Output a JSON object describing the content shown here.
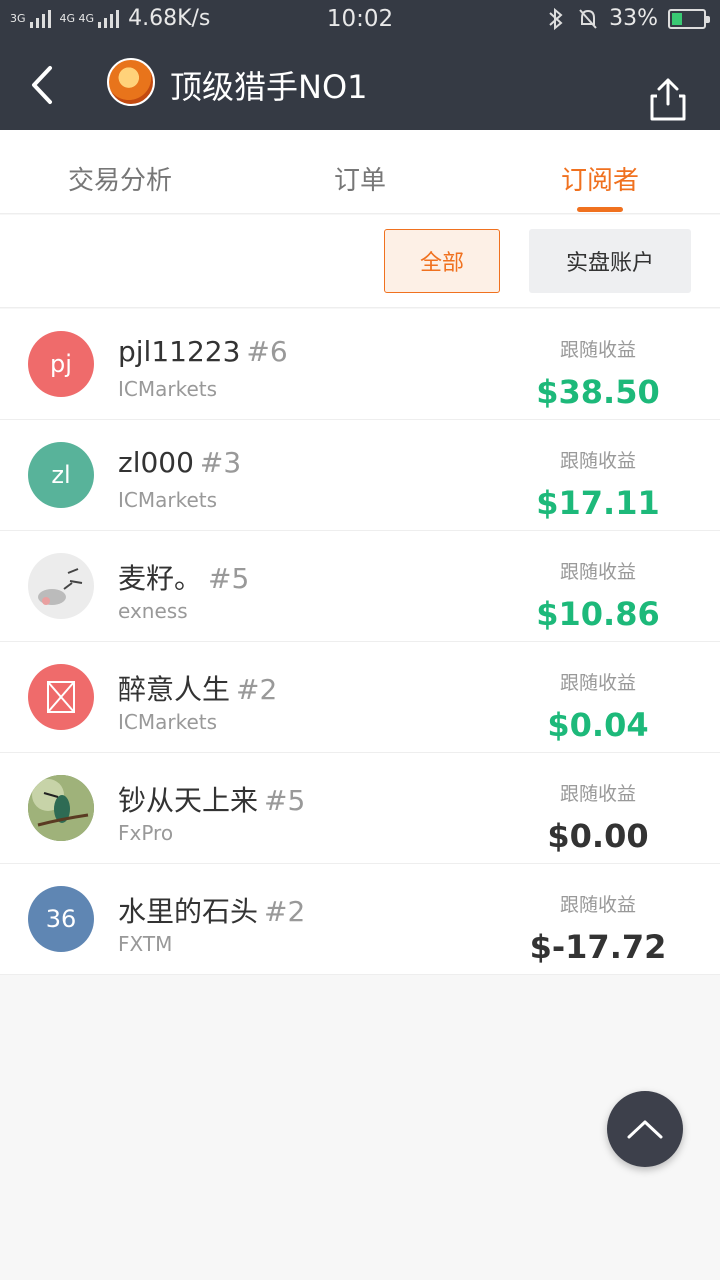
{
  "status_bar": {
    "network_1": "3G",
    "network_2": "4G 4G",
    "speed": "4.68K/s",
    "time": "10:02",
    "battery": "33%",
    "battery_level": 0.33
  },
  "header": {
    "title": "顶级猎手NO1"
  },
  "tabs": [
    {
      "label": "交易分析",
      "active": false
    },
    {
      "label": "订单",
      "active": false
    },
    {
      "label": "订阅者",
      "active": true
    }
  ],
  "filters": {
    "all_label": "全部",
    "real_label": "实盘账户"
  },
  "subscribers": [
    {
      "avatar_text": "pj",
      "avatar_color": "#ef6b6b",
      "name": "pjl11223",
      "rank": "#6",
      "broker": "ICMarkets",
      "label": "跟随收益",
      "amount": "$38.50",
      "amount_color": "#1db97a"
    },
    {
      "avatar_text": "zl",
      "avatar_color": "#58b39a",
      "name": "zl000",
      "rank": "#3",
      "broker": "ICMarkets",
      "label": "跟随收益",
      "amount": "$17.11",
      "amount_color": "#1db97a"
    },
    {
      "avatar_text": "",
      "avatar_color": "#ececec",
      "name": "麦籽。",
      "rank": "#5",
      "broker": "exness",
      "label": "跟随收益",
      "amount": "$10.86",
      "amount_color": "#1db97a"
    },
    {
      "avatar_text": "",
      "avatar_color": "#ef6b6b",
      "name": "醉意人生",
      "rank": "#2",
      "broker": "ICMarkets",
      "label": "跟随收益",
      "amount": "$0.04",
      "amount_color": "#1db97a"
    },
    {
      "avatar_text": "",
      "avatar_color": "#6b8a4e",
      "name": "钞从天上来",
      "rank": "#5",
      "broker": "FxPro",
      "label": "跟随收益",
      "amount": "$0.00",
      "amount_color": "#333333"
    },
    {
      "avatar_text": "36",
      "avatar_color": "#5f86b3",
      "name": "水里的石头",
      "rank": "#2",
      "broker": "FXTM",
      "label": "跟随收益",
      "amount": "$-17.72",
      "amount_color": "#333333"
    }
  ],
  "colors": {
    "header_bg": "#353a44",
    "accent": "#f0711f",
    "profit": "#1db97a"
  }
}
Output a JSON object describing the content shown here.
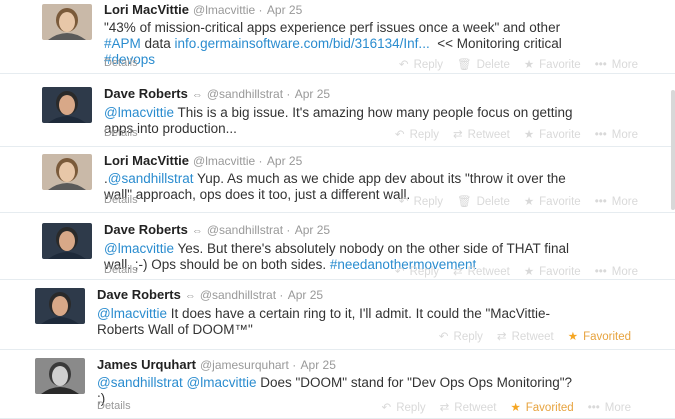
{
  "tweets": [
    {
      "fullname": "Lori MacVittie",
      "username": "@lmacvittie",
      "time": "Apr 25",
      "verified_icon": "",
      "text_parts": [
        {
          "t": "\"43% of mission-critical apps experience perf issues once a week\" and other\n",
          "link": false
        },
        {
          "t": "#APM",
          "link": true
        },
        {
          "t": " data ",
          "link": false
        },
        {
          "t": "info.germainsoftware.com/bid/316134/Inf...",
          "link": true
        },
        {
          "t": "  << Monitoring critical\n",
          "link": false
        },
        {
          "t": "#devops",
          "link": true
        }
      ],
      "details": "Details",
      "actions": [
        {
          "icon": "reply-icon",
          "glyph": "↶",
          "label": "Reply"
        },
        {
          "icon": "trash-icon",
          "glyph": "🗑",
          "label": "Delete"
        },
        {
          "icon": "star-icon",
          "glyph": "★",
          "label": "Favorite"
        },
        {
          "icon": "more-icon",
          "glyph": "•••",
          "label": "More"
        }
      ]
    },
    {
      "fullname": "Dave Roberts",
      "username": "@sandhillstrat",
      "time": "Apr 25",
      "verified_icon": "⇔",
      "text_parts": [
        {
          "t": "@lmacvittie",
          "link": true
        },
        {
          "t": " This is a big issue. It's amazing how many people focus on getting\napps into production...",
          "link": false
        }
      ],
      "details": "Details",
      "actions": [
        {
          "icon": "reply-icon",
          "glyph": "↶",
          "label": "Reply"
        },
        {
          "icon": "retweet-icon",
          "glyph": "⇄",
          "label": "Retweet"
        },
        {
          "icon": "star-icon",
          "glyph": "★",
          "label": "Favorite"
        },
        {
          "icon": "more-icon",
          "glyph": "•••",
          "label": "More"
        }
      ]
    },
    {
      "fullname": "Lori MacVittie",
      "username": "@lmacvittie",
      "time": "Apr 25",
      "verified_icon": "",
      "text_parts": [
        {
          "t": ".",
          "link": false
        },
        {
          "t": "@sandhillstrat",
          "link": true
        },
        {
          "t": " Yup. As much as we chide app dev about its \"throw it over the\nwall\" approach, ops does it too, just a different wall.",
          "link": false
        }
      ],
      "details": "Details",
      "actions": [
        {
          "icon": "reply-icon",
          "glyph": "↶",
          "label": "Reply"
        },
        {
          "icon": "trash-icon",
          "glyph": "🗑",
          "label": "Delete"
        },
        {
          "icon": "star-icon",
          "glyph": "★",
          "label": "Favorite"
        },
        {
          "icon": "more-icon",
          "glyph": "•••",
          "label": "More"
        }
      ]
    },
    {
      "fullname": "Dave Roberts",
      "username": "@sandhillstrat",
      "time": "Apr 25",
      "verified_icon": "⇔",
      "text_parts": [
        {
          "t": "@lmacvittie",
          "link": true
        },
        {
          "t": " Yes. But there's absolutely nobody on the other side of THAT final\nwall. ;-) Ops should be on both sides. ",
          "link": false
        },
        {
          "t": "#needanothermovement",
          "link": true
        }
      ],
      "details": "Details",
      "actions": [
        {
          "icon": "reply-icon",
          "glyph": "↶",
          "label": "Reply"
        },
        {
          "icon": "retweet-icon",
          "glyph": "⇄",
          "label": "Retweet"
        },
        {
          "icon": "star-icon",
          "glyph": "★",
          "label": "Favorite"
        },
        {
          "icon": "more-icon",
          "glyph": "•••",
          "label": "More"
        }
      ]
    },
    {
      "fullname": "Dave Roberts",
      "username": "@sandhillstrat",
      "time": "Apr 25",
      "verified_icon": "⇔",
      "text_parts": [
        {
          "t": "@lmacvittie",
          "link": true
        },
        {
          "t": " It does have a certain ring to it, I'll admit. It could the \"MacVittie-\nRoberts Wall of DOOM™\"",
          "link": false
        }
      ],
      "details": "",
      "actions": [
        {
          "icon": "reply-icon",
          "glyph": "↶",
          "label": "Reply"
        },
        {
          "icon": "retweet-icon",
          "glyph": "⇄",
          "label": "Retweet"
        },
        {
          "icon": "star-icon",
          "glyph": "★",
          "label": "Favorited",
          "active": true
        }
      ]
    },
    {
      "fullname": "James Urquhart",
      "username": "@jamesurquhart",
      "time": "Apr 25",
      "verified_icon": "",
      "text_parts": [
        {
          "t": "@sandhillstrat",
          "link": true
        },
        {
          "t": " ",
          "link": false
        },
        {
          "t": "@lmacvittie",
          "link": true
        },
        {
          "t": " Does \"DOOM\" stand for \"Dev Ops Ops Monitoring\"?\n;)",
          "link": false
        }
      ],
      "details": "Details",
      "actions": [
        {
          "icon": "reply-icon",
          "glyph": "↶",
          "label": "Reply"
        },
        {
          "icon": "retweet-icon",
          "glyph": "⇄",
          "label": "Retweet"
        },
        {
          "icon": "star-icon",
          "glyph": "★",
          "label": "Favorited",
          "active": true
        },
        {
          "icon": "more-icon",
          "glyph": "•••",
          "label": "More"
        }
      ]
    }
  ],
  "colors": {
    "link": "#2a8ccf",
    "muted": "#999999",
    "favorited": "#e7a33e"
  }
}
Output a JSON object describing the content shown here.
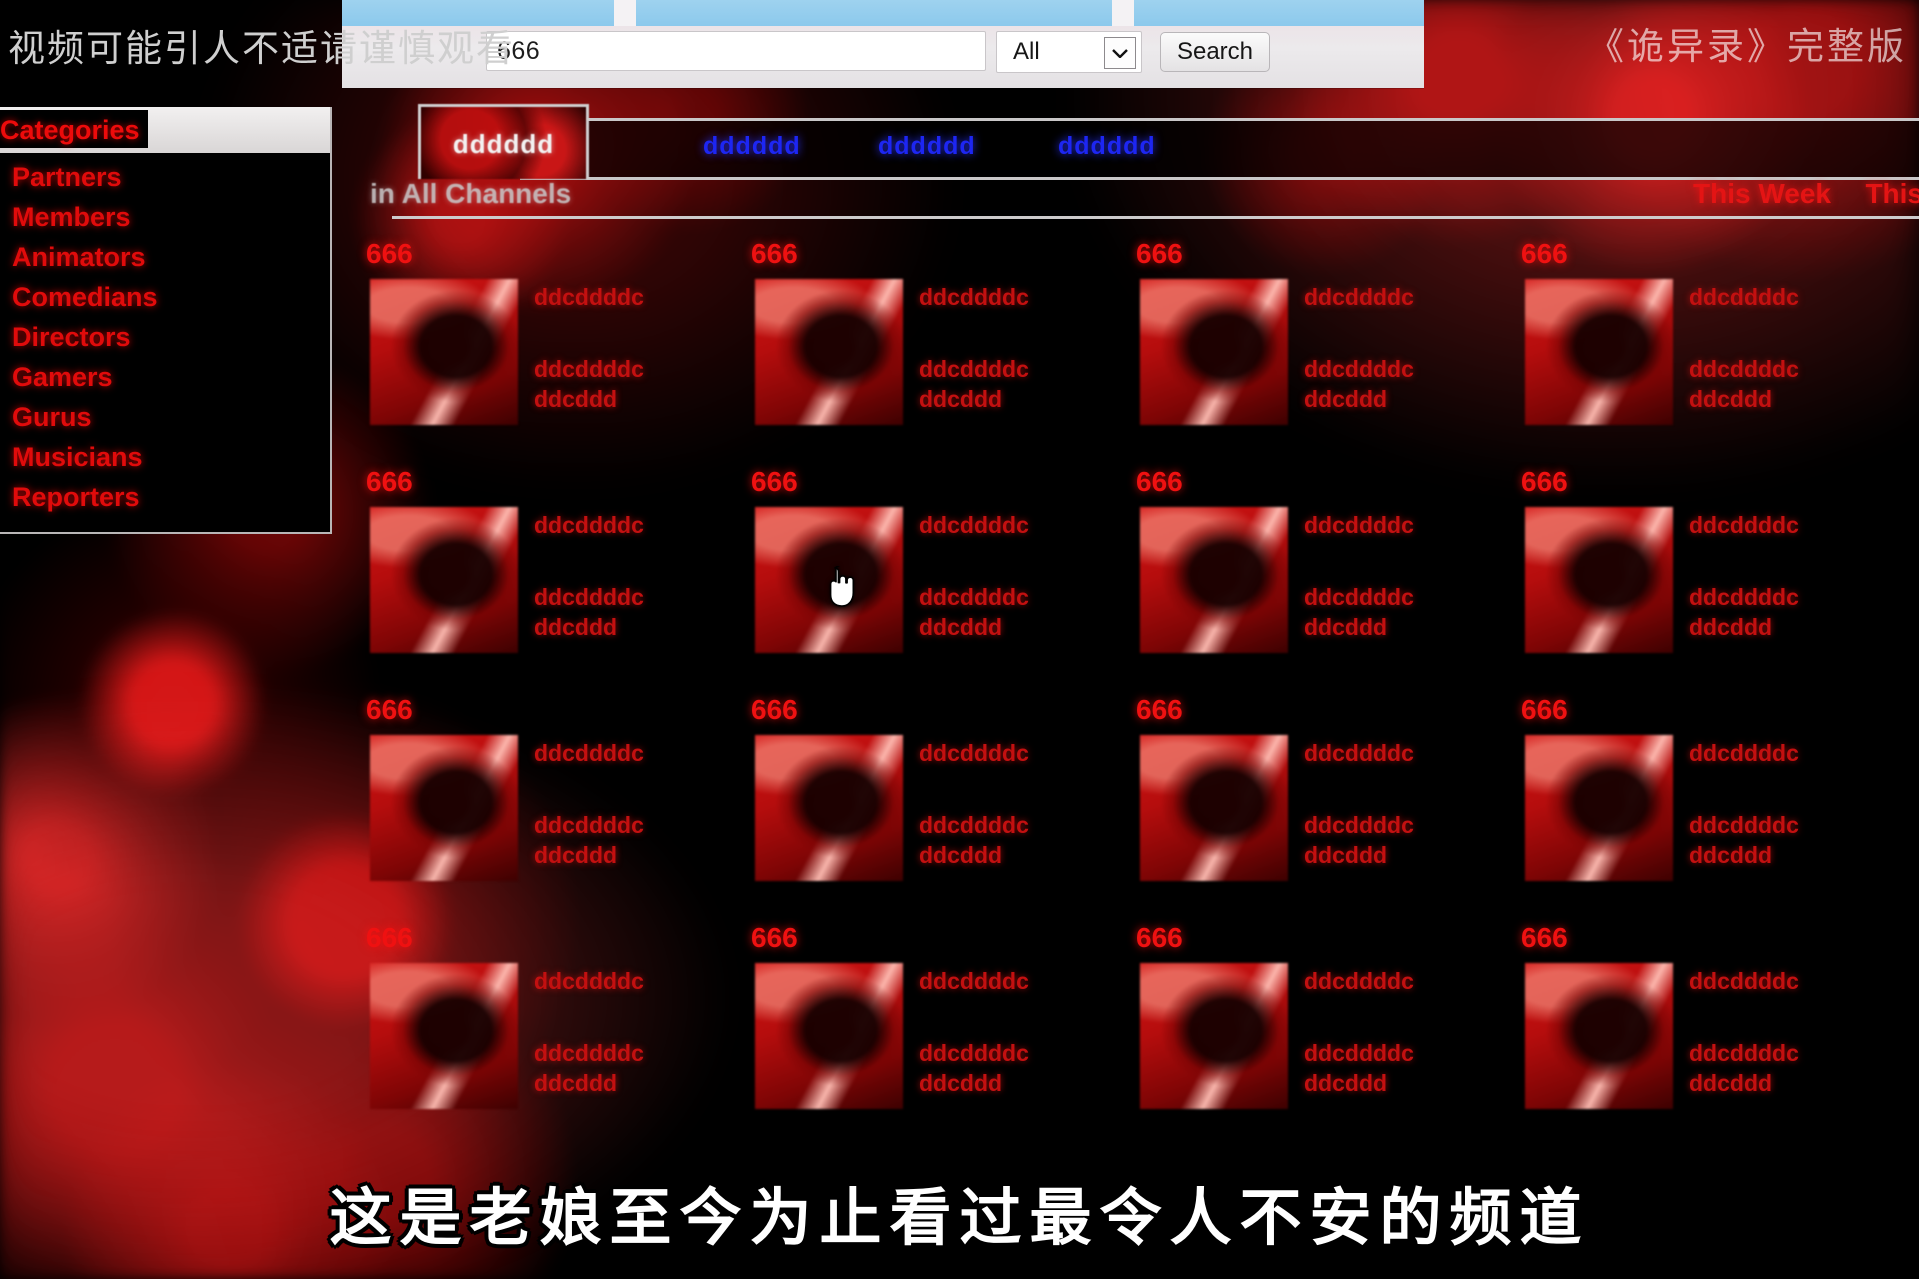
{
  "overlay": {
    "warning_text": "视频可能引人不适请谨慎观看",
    "title_right": "《诡异录》完整版",
    "subtitle": "这是老娘至今为止看过最令人不安的频道"
  },
  "browser": {
    "search": {
      "value": "666",
      "placeholder": "",
      "scope_selected": "All",
      "scope_options": [
        "All"
      ],
      "submit_label": "Search"
    }
  },
  "sidebar": {
    "header": "Categories",
    "items": [
      {
        "label": "Partners"
      },
      {
        "label": "Members"
      },
      {
        "label": "Animators"
      },
      {
        "label": "Comedians"
      },
      {
        "label": "Directors"
      },
      {
        "label": "Gamers"
      },
      {
        "label": "Gurus"
      },
      {
        "label": "Musicians"
      },
      {
        "label": "Reporters"
      }
    ]
  },
  "tabs": {
    "active": {
      "label": "dddddd"
    },
    "links": [
      {
        "label": "dddddd"
      },
      {
        "label": "dddddd"
      },
      {
        "label": "dddddd"
      }
    ]
  },
  "subbar": {
    "scope_text": "in All Channels",
    "ranges": [
      {
        "label": "This Week"
      },
      {
        "label": "This"
      }
    ]
  },
  "grid": {
    "cards": [
      {
        "title": "666",
        "lines": [
          "ddcddddc",
          "ddcddddc",
          "ddcddd"
        ]
      },
      {
        "title": "666",
        "lines": [
          "ddcddddc",
          "ddcddddc",
          "ddcddd"
        ]
      },
      {
        "title": "666",
        "lines": [
          "ddcddddc",
          "ddcddddc",
          "ddcddd"
        ]
      },
      {
        "title": "666",
        "lines": [
          "ddcddddc",
          "ddcddddc",
          "ddcddd"
        ]
      },
      {
        "title": "666",
        "lines": [
          "ddcddddc",
          "ddcddddc",
          "ddcddd"
        ]
      },
      {
        "title": "666",
        "lines": [
          "ddcddddc",
          "ddcddddc",
          "ddcddd"
        ]
      },
      {
        "title": "666",
        "lines": [
          "ddcddddc",
          "ddcddddc",
          "ddcddd"
        ]
      },
      {
        "title": "666",
        "lines": [
          "ddcddddc",
          "ddcddddc",
          "ddcddd"
        ]
      },
      {
        "title": "666",
        "lines": [
          "ddcddddc",
          "ddcddddc",
          "ddcddd"
        ]
      },
      {
        "title": "666",
        "lines": [
          "ddcddddc",
          "ddcddddc",
          "ddcddd"
        ]
      },
      {
        "title": "666",
        "lines": [
          "ddcddddc",
          "ddcddddc",
          "ddcddd"
        ]
      },
      {
        "title": "666",
        "lines": [
          "ddcddddc",
          "ddcddddc",
          "ddcddd"
        ]
      },
      {
        "title": "666",
        "lines": [
          "ddcddddc",
          "ddcddddc",
          "ddcddd"
        ]
      },
      {
        "title": "666",
        "lines": [
          "ddcddddc",
          "ddcddddc",
          "ddcddd"
        ]
      },
      {
        "title": "666",
        "lines": [
          "ddcddddc",
          "ddcddddc",
          "ddcddd"
        ]
      },
      {
        "title": "666",
        "lines": [
          "ddcddddc",
          "ddcddddc",
          "ddcddd"
        ]
      }
    ]
  },
  "colors": {
    "blood_red": "#ef1111",
    "link_blue": "#1d26f2",
    "chrome_gray": "#eceaec",
    "tabstrip_blue": "#8cc9ec"
  }
}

**Aim:**
Using the listing above, gather each line that holds the string "This" and copy it.

**Finished answer:**
          "t": " This is a big issue. It's amazing how many people focus on getting\napps into production...",
        "label": "This Week"
        "label": "This"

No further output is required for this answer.